* **MATERIAL**:
◇ ◇ ◇

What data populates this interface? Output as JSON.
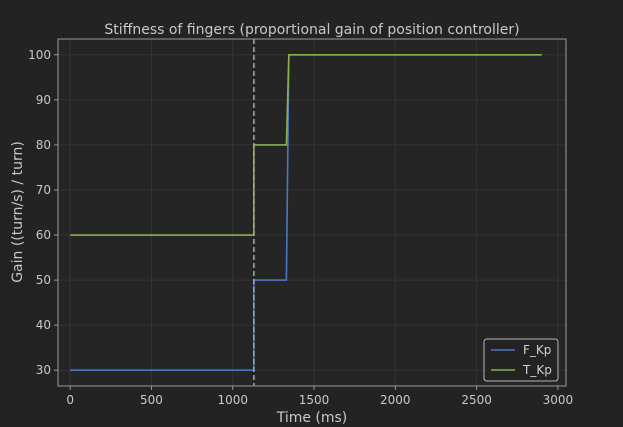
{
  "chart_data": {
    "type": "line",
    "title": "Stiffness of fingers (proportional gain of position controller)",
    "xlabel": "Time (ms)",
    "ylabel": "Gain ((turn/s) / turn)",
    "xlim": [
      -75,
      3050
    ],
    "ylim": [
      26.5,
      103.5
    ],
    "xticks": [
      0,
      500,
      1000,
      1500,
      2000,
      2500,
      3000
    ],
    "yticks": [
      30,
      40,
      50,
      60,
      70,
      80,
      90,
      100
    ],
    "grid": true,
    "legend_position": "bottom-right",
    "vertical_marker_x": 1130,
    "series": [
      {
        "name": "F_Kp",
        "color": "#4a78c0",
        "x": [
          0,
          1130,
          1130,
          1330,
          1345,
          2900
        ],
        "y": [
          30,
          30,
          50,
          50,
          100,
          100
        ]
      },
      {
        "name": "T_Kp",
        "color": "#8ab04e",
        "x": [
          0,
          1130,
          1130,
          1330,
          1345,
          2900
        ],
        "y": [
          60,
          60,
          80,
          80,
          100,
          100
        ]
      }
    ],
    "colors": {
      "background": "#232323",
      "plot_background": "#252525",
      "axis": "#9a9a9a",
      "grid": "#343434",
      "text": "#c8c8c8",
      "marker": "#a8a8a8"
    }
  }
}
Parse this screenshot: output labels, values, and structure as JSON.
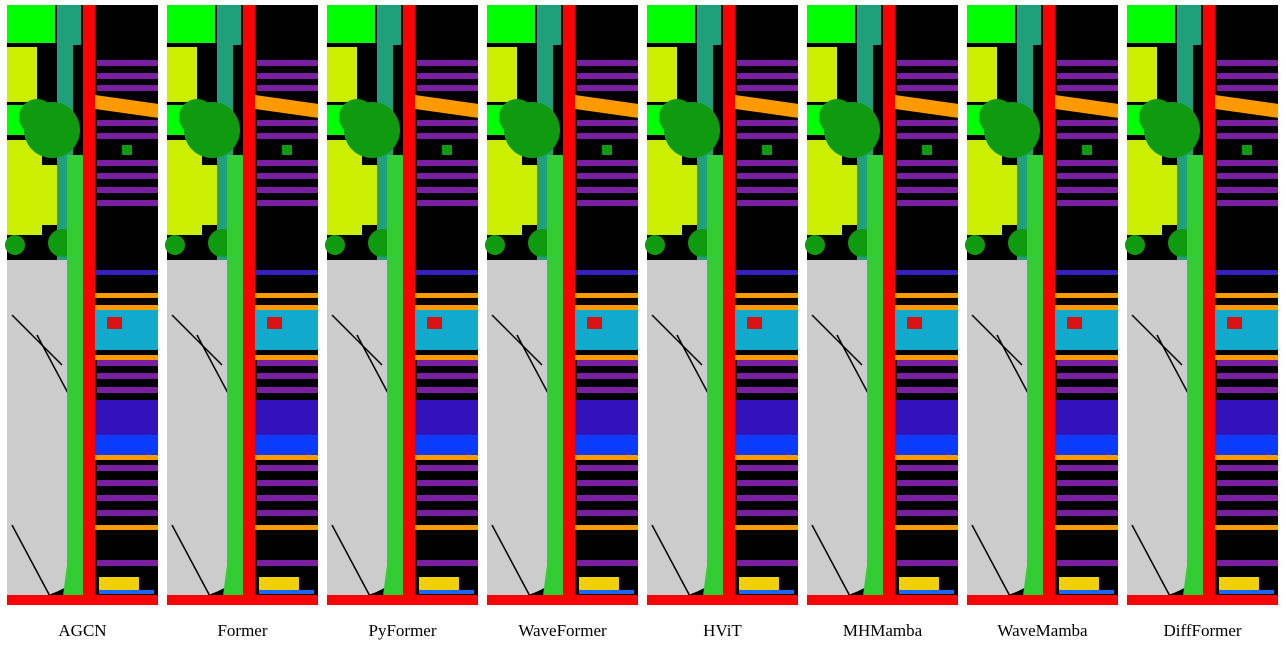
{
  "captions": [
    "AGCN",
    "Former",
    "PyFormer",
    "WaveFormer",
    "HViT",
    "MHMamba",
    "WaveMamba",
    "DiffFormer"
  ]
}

◇ ◇ ◇

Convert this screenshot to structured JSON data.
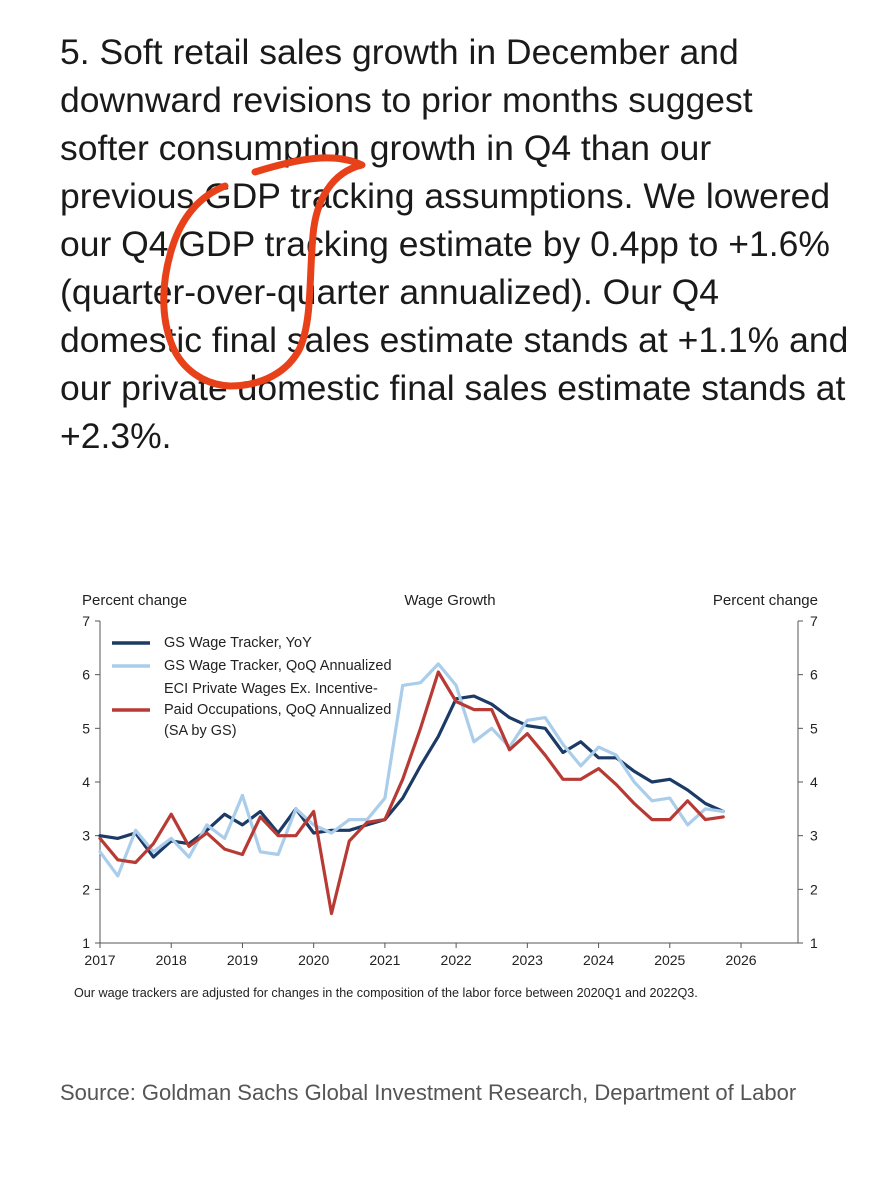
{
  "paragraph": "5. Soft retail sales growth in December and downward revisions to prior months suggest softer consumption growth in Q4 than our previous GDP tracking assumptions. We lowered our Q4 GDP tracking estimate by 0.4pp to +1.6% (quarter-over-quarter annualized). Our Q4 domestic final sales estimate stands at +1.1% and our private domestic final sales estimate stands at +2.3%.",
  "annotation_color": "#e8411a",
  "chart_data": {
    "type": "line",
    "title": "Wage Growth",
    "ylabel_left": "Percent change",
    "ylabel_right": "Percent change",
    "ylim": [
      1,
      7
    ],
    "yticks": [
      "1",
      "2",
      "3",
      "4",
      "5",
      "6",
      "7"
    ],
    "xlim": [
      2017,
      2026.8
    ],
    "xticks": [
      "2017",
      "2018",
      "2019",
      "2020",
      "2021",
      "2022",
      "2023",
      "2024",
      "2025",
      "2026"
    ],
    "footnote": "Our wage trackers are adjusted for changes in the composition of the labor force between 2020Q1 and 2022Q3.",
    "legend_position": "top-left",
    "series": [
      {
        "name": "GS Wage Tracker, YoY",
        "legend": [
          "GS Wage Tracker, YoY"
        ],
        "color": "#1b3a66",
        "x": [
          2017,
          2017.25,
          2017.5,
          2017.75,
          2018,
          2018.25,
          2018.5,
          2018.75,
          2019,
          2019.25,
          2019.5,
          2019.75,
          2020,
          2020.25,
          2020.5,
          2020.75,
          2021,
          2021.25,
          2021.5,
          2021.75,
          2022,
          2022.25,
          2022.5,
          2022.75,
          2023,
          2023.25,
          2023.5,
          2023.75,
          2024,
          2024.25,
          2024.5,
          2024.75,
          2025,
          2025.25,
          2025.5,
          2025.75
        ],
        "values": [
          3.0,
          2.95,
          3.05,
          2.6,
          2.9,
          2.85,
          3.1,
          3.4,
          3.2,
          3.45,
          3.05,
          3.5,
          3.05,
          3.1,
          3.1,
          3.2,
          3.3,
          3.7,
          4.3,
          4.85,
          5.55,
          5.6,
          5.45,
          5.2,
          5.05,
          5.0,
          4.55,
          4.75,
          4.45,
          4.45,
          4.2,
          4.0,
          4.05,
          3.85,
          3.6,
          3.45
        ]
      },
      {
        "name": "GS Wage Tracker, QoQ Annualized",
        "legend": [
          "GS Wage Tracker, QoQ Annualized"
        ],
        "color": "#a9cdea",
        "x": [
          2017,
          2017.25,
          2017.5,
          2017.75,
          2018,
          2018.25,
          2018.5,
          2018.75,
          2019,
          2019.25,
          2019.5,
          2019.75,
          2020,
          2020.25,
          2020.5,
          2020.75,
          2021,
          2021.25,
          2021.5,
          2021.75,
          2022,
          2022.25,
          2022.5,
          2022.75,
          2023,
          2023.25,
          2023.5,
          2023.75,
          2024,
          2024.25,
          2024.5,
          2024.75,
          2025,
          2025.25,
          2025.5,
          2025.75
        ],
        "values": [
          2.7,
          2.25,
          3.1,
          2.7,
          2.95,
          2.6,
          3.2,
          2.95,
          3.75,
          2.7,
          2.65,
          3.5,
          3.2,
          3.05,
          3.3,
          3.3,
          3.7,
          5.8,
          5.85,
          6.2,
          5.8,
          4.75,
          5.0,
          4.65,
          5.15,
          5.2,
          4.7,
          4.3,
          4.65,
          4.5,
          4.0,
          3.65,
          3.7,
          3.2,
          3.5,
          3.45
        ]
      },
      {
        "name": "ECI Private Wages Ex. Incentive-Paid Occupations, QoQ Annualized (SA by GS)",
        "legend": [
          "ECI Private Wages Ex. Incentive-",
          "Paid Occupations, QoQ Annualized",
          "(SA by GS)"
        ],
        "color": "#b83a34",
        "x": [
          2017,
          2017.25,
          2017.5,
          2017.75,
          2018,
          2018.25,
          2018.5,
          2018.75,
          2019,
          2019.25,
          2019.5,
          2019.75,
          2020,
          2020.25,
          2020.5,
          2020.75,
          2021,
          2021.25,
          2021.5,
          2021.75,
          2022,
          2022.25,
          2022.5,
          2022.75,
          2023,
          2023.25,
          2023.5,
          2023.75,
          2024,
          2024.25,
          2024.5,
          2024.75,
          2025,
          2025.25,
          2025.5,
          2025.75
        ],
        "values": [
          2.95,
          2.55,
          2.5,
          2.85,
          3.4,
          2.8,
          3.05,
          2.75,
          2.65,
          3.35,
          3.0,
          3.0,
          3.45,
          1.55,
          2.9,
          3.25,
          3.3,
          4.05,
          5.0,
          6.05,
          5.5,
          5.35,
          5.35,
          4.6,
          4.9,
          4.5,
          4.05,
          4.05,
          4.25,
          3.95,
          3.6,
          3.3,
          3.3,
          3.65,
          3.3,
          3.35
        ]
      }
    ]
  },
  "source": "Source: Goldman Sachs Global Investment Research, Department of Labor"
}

◇ ◇ ◇

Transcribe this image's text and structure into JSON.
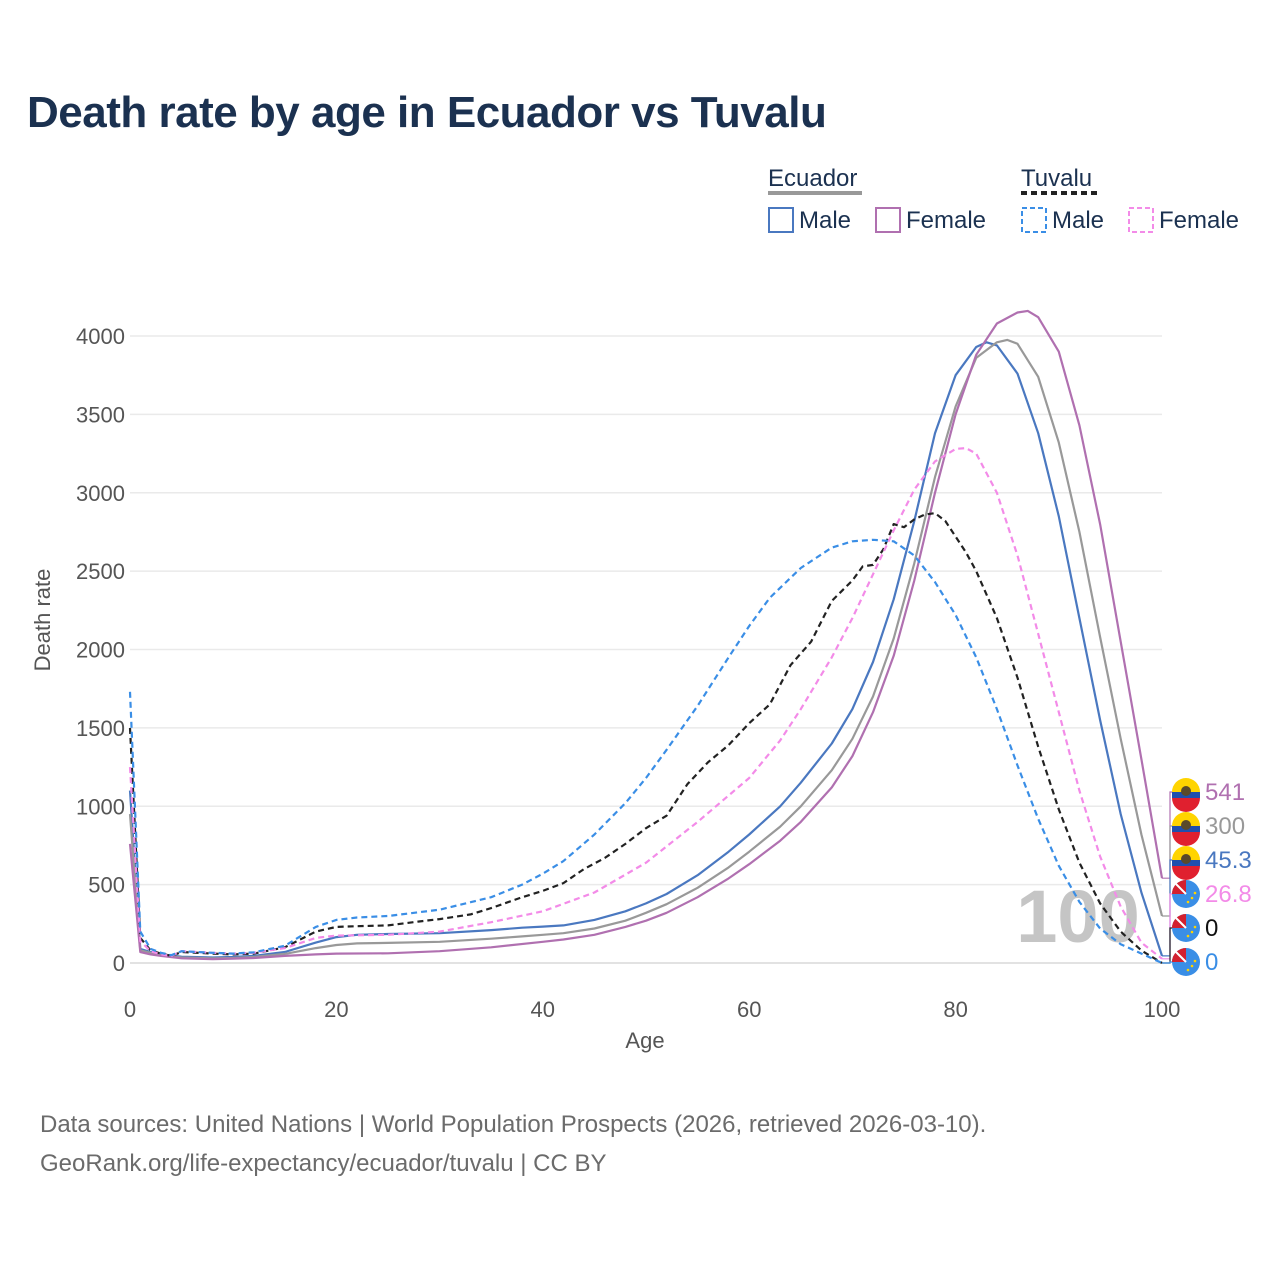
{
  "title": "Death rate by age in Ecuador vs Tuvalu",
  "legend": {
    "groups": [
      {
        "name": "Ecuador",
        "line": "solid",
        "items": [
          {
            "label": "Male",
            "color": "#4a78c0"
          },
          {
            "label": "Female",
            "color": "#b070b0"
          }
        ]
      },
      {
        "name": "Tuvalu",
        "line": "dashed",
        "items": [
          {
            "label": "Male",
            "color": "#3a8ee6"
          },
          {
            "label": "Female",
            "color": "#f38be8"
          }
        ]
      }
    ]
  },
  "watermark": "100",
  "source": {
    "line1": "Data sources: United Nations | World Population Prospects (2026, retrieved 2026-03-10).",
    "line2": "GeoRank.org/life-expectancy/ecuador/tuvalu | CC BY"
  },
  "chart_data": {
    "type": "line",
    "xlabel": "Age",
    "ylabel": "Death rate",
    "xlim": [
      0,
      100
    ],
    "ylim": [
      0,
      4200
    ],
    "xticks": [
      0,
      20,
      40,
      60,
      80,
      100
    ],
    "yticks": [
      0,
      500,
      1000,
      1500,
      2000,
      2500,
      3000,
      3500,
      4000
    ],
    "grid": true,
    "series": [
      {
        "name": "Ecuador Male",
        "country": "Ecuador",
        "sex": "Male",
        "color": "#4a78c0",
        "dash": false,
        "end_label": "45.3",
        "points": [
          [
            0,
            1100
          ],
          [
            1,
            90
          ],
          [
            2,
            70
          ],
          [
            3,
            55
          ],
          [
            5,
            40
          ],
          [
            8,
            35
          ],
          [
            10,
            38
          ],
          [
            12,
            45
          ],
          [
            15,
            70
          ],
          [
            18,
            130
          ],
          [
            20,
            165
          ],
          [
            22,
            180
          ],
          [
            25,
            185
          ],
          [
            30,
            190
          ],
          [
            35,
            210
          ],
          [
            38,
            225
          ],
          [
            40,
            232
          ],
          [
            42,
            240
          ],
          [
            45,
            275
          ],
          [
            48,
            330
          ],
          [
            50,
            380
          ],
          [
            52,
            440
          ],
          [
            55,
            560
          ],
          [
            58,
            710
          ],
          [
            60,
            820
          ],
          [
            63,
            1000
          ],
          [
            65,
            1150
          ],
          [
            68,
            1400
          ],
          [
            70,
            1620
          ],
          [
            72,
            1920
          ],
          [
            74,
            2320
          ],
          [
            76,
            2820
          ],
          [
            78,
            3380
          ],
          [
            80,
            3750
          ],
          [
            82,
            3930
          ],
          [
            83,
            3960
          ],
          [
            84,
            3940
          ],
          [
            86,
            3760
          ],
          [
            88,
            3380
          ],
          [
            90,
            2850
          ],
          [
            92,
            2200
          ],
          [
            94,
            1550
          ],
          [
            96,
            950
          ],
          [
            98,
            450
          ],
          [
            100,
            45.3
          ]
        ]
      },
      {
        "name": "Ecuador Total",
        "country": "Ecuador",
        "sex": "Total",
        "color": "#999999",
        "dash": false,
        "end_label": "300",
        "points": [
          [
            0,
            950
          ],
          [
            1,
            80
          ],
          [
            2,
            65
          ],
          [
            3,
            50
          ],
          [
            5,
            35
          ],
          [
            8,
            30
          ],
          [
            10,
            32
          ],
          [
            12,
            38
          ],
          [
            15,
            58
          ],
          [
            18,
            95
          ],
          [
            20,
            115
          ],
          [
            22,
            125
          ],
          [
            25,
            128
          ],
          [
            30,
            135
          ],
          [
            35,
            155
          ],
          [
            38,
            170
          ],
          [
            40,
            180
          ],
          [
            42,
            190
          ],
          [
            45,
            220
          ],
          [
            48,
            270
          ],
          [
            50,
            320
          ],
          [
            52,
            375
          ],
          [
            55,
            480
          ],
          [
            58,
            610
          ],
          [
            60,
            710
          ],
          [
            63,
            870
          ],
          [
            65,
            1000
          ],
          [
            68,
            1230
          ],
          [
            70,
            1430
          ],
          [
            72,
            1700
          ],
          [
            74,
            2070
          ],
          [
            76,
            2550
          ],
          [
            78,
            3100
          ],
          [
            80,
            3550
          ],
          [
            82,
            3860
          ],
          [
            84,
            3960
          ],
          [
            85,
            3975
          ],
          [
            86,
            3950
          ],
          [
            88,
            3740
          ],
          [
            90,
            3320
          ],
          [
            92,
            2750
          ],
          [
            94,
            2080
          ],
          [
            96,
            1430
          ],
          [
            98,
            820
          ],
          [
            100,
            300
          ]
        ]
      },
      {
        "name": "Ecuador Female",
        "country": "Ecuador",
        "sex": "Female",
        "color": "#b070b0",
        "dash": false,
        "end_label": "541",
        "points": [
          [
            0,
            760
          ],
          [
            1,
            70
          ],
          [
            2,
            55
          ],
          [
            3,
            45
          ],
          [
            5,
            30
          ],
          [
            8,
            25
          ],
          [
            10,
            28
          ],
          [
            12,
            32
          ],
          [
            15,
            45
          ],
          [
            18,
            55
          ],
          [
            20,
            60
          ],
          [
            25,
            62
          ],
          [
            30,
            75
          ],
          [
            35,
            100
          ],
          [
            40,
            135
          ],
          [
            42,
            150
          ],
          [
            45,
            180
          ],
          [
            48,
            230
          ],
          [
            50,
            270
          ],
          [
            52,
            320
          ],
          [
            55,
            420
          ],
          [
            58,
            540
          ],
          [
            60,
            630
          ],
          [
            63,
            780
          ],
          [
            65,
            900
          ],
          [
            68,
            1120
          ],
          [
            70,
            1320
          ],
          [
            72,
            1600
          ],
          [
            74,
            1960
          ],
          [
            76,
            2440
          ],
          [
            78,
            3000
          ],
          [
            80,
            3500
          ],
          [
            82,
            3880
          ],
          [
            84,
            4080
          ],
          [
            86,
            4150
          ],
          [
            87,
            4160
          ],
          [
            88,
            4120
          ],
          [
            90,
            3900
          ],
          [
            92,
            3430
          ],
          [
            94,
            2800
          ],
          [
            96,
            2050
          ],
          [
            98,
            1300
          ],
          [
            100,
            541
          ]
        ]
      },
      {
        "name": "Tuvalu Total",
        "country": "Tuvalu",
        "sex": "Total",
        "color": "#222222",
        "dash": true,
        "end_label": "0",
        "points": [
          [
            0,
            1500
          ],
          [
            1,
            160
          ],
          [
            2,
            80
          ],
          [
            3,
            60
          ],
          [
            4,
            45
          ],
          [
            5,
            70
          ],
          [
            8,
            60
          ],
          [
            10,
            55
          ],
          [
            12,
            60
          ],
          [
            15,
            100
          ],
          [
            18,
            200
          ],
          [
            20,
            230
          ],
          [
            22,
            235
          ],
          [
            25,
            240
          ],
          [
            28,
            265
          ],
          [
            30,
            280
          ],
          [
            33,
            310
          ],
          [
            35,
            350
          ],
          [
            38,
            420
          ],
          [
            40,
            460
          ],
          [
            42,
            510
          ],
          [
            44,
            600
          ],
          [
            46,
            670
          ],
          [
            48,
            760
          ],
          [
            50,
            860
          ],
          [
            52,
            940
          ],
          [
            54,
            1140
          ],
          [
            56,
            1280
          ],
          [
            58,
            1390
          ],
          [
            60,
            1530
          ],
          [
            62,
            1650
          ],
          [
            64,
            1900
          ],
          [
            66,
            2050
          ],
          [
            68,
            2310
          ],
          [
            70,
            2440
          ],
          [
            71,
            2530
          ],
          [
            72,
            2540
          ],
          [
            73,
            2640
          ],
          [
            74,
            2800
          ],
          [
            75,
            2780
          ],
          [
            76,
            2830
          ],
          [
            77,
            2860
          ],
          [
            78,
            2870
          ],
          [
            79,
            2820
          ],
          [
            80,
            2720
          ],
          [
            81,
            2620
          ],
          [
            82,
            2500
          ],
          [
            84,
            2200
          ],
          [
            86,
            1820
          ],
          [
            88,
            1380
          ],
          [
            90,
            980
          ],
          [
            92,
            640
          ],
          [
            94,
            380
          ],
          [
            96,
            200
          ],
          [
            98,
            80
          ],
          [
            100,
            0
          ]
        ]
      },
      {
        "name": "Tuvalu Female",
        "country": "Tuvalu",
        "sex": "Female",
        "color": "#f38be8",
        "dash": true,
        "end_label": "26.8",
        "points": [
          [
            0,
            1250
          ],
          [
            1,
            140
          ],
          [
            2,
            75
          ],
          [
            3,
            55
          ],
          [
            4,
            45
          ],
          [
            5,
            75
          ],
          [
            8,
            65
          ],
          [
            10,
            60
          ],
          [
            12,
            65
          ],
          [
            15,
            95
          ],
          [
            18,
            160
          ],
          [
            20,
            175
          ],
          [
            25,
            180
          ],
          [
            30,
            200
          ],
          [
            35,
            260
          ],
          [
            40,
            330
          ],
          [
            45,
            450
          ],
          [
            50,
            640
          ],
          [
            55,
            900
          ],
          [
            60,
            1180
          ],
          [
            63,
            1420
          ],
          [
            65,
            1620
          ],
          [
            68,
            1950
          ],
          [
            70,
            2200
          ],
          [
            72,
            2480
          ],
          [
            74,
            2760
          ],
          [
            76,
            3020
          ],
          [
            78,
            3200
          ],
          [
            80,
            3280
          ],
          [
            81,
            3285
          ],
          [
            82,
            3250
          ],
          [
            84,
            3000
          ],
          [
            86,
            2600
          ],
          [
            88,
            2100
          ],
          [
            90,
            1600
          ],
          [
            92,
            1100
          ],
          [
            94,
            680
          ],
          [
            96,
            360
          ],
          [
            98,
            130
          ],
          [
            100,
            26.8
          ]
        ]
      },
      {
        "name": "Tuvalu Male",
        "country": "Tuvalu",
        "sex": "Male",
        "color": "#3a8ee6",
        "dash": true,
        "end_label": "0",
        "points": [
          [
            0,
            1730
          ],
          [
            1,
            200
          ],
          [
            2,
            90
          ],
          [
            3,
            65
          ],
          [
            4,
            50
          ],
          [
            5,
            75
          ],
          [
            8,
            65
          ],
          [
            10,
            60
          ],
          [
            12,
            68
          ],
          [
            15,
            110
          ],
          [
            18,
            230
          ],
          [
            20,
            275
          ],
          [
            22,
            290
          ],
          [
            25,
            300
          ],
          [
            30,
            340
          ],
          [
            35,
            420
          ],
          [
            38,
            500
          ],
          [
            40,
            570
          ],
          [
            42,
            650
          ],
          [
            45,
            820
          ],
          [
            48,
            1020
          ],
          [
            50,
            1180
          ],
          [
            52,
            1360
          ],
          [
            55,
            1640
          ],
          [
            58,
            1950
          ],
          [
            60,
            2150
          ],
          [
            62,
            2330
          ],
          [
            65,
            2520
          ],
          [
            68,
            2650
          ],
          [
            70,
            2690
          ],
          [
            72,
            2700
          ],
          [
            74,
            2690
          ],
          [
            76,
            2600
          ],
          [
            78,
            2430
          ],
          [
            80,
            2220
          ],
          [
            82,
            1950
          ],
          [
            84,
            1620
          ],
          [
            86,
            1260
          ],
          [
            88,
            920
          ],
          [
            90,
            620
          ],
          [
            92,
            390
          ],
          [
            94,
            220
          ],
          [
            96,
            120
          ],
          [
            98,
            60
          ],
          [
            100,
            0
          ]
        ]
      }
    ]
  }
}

◇ ◇ ◇

* **GIVEN INSTRUCTION**:
Select and copy every line of the material that holds the string "Paid".

* **ANSWER**:
        "name": "ECI Private Wages Ex. Incentive-Paid Occupations, QoQ Annualized (SA by GS)",
          "Paid Occupations, QoQ Annualized",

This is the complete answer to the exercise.